Which of the lines below contain the string "Windhuk"? Copy each one.
==== EXERCISE INPUTS ====
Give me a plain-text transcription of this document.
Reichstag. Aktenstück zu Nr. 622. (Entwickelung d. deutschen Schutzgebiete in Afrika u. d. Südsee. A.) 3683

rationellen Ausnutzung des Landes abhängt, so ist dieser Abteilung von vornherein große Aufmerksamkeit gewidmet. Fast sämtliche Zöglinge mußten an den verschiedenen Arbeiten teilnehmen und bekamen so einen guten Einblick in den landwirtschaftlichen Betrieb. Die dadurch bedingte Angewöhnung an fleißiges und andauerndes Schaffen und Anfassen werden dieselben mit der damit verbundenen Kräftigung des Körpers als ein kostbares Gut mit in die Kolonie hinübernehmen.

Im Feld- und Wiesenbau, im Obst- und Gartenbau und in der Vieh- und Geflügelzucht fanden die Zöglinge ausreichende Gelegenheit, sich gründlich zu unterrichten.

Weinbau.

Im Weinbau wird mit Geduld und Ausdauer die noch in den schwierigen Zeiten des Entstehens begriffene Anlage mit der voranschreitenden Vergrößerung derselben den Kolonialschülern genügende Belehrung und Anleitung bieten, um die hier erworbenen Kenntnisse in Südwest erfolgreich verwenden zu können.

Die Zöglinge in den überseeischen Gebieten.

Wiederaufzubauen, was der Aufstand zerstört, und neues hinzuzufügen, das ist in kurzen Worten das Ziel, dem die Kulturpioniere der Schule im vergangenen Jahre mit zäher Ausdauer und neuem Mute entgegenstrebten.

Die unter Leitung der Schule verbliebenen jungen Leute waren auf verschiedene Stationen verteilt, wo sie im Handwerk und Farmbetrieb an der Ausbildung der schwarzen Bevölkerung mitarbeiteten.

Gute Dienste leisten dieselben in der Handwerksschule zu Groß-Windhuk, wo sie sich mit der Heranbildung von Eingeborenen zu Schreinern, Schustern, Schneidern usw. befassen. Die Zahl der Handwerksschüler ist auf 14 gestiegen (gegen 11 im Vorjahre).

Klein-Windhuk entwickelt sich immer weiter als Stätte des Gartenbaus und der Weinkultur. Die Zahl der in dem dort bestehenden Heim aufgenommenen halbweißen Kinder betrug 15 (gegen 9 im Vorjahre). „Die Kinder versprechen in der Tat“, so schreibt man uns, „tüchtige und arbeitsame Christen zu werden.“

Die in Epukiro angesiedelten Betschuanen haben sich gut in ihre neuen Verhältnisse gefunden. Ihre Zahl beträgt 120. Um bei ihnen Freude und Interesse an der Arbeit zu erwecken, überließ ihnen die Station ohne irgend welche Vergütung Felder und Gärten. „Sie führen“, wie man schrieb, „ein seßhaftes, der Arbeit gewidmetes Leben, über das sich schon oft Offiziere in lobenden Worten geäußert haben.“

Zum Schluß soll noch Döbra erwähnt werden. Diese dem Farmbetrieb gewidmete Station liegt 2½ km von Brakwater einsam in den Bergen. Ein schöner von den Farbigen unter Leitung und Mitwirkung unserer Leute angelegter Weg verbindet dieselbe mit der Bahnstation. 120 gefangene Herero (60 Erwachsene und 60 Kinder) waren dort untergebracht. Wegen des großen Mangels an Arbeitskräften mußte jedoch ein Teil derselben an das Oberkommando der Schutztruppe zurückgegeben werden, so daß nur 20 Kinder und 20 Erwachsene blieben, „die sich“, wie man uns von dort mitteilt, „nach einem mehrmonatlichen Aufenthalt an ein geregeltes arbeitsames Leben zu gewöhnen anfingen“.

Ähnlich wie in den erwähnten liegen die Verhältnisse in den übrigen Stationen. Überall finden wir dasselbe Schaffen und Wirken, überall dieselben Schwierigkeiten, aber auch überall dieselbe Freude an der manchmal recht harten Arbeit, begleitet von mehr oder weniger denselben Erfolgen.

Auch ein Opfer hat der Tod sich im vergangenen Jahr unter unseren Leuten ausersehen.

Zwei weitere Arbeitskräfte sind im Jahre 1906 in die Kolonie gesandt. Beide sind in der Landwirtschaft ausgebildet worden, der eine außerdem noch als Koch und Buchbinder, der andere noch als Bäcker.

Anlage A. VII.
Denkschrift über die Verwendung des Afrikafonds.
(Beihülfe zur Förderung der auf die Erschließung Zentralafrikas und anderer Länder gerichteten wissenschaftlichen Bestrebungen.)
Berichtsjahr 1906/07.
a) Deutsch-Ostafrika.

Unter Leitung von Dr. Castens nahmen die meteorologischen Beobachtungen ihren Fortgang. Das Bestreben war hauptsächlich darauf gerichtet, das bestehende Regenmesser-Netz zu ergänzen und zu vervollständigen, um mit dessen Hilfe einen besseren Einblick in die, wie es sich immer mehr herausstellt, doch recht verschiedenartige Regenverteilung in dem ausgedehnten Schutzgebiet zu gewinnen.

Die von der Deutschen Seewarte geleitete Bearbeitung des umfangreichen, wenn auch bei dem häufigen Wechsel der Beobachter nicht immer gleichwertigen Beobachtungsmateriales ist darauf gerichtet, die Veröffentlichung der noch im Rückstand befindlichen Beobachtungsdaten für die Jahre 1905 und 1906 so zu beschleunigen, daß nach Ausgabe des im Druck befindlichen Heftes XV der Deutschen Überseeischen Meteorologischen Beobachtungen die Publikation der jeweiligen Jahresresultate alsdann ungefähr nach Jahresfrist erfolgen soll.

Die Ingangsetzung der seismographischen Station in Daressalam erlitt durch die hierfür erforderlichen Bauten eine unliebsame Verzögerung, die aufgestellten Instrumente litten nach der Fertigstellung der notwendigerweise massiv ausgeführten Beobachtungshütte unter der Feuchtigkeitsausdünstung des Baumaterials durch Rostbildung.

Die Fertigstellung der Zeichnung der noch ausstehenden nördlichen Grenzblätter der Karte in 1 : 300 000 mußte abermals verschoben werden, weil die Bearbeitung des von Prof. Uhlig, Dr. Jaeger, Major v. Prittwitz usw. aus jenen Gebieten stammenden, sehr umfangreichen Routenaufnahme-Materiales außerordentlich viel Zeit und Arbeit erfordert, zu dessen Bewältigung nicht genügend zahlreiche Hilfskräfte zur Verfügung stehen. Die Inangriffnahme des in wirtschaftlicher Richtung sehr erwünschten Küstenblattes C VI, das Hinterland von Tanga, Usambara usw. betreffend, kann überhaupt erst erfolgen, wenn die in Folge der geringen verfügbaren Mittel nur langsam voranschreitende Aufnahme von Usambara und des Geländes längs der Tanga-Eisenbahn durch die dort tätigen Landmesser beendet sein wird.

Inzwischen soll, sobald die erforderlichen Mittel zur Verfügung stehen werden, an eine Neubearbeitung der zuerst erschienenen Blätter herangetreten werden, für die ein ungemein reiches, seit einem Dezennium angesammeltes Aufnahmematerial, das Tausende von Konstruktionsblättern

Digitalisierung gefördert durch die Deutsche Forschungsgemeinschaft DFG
====
REPLY TO THE EXERCISE
Gute Dienste leisten dieselben in der Handwerksschule zu Groß-Windhuk, wo sie sich mit der Heranbildung von Eingeborenen zu Schreinern, Schustern, Schneidern usw. befassen. Die Zahl der Handwerksschüler ist auf 14 gestiegen (gegen 11 im Vorjahre).
Klein-Windhuk entwickelt sich immer weiter als Stätte des Gartenbaus und der Weinkultur. Die Zahl der in dem dort bestehenden Heim aufgenommenen halbweißen Kinder betrug 15 (gegen 9 im Vorjahre). „Die Kinder versprechen in der Tat“, so schreibt man uns, „tüchtige und arbeitsame Christen zu werden.“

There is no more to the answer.